Records contained in a dataset:
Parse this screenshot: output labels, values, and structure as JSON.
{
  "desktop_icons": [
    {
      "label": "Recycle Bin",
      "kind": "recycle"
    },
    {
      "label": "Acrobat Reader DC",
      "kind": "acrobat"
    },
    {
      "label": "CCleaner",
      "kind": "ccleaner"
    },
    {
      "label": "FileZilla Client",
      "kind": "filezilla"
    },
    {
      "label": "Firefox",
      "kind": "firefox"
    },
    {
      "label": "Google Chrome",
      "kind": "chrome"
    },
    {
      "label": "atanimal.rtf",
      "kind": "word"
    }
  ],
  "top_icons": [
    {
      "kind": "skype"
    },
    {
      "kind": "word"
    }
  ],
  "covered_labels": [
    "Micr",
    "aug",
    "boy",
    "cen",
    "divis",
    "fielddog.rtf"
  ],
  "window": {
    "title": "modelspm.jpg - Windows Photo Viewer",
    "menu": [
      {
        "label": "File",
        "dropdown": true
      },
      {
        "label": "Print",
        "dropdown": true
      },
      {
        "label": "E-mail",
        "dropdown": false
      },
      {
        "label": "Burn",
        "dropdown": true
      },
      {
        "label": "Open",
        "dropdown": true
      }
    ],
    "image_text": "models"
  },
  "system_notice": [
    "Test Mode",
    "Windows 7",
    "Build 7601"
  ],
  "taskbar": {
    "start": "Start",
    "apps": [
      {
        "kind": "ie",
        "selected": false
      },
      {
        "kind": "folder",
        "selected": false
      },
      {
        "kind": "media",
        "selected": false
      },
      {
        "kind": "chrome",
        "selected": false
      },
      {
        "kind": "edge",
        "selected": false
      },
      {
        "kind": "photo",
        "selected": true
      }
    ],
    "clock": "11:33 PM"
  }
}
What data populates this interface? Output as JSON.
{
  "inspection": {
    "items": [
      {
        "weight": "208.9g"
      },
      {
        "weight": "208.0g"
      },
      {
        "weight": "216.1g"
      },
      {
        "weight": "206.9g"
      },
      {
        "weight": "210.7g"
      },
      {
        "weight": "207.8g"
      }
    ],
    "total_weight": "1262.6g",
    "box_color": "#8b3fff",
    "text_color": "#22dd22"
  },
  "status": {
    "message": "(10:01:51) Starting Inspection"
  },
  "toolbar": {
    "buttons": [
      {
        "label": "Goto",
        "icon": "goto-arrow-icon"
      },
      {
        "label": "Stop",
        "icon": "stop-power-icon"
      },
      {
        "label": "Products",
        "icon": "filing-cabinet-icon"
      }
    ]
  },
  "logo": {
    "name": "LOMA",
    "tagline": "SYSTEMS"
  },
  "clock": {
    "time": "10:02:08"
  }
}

== TASK GOAL ==
Write out every entry word for word.

== COMPLETE RESPONSE ==
Parse this screenshot: output labels, values, and structure as JSON.
{
  "desktop_icons": [
    {
      "label": "Recycle Bin",
      "kind": "recycle"
    },
    {
      "label": "Acrobat Reader DC",
      "kind": "acrobat"
    },
    {
      "label": "CCleaner",
      "kind": "ccleaner"
    },
    {
      "label": "FileZilla Client",
      "kind": "filezilla"
    },
    {
      "label": "Firefox",
      "kind": "firefox"
    },
    {
      "label": "Google Chrome",
      "kind": "chrome"
    },
    {
      "label": "atanimal.rtf",
      "kind": "word"
    }
  ],
  "top_icons": [
    {
      "kind": "skype"
    },
    {
      "kind": "word"
    }
  ],
  "covered_labels": [
    "Micr",
    "aug",
    "boy",
    "cen",
    "divis",
    "fielddog.rtf"
  ],
  "window": {
    "title": "modelspm.jpg - Windows Photo Viewer",
    "menu": [
      {
        "label": "File",
        "dropdown": true
      },
      {
        "label": "Print",
        "dropdown": true
      },
      {
        "label": "E-mail",
        "dropdown": false
      },
      {
        "label": "Burn",
        "dropdown": true
      },
      {
        "label": "Open",
        "dropdown": true
      }
    ],
    "image_text": "models"
  },
  "system_notice": [
    "Test Mode",
    "Windows 7",
    "Build 7601"
  ],
  "taskbar": {
    "start": "Start",
    "apps": [
      {
        "kind": "ie",
        "selected": false
      },
      {
        "kind": "folder",
        "selected": false
      },
      {
        "kind": "media",
        "selected": false
      },
      {
        "kind": "chrome",
        "selected": false
      },
      {
        "kind": "edge",
        "selected": false
      },
      {
        "kind": "photo",
        "selected": true
      }
    ],
    "clock": "11:33 PM"
  }
}
What data populates this interface? Output as JSON.
{
  "inspection": {
    "items": [
      {
        "weight": "208.9g"
      },
      {
        "weight": "208.0g"
      },
      {
        "weight": "216.1g"
      },
      {
        "weight": "206.9g"
      },
      {
        "weight": "210.7g"
      },
      {
        "weight": "207.8g"
      }
    ],
    "total_weight": "1262.6g",
    "box_color": "#8b3fff",
    "text_color": "#22dd22"
  },
  "status": {
    "message": "(10:01:51) Starting Inspection"
  },
  "toolbar": {
    "buttons": [
      {
        "label": "Goto",
        "icon": "goto-arrow-icon"
      },
      {
        "label": "Stop",
        "icon": "stop-power-icon"
      },
      {
        "label": "Products",
        "icon": "filing-cabinet-icon"
      }
    ]
  },
  "logo": {
    "name": "LOMA",
    "tagline": "SYSTEMS"
  },
  "clock": {
    "time": "10:02:08"
  }
}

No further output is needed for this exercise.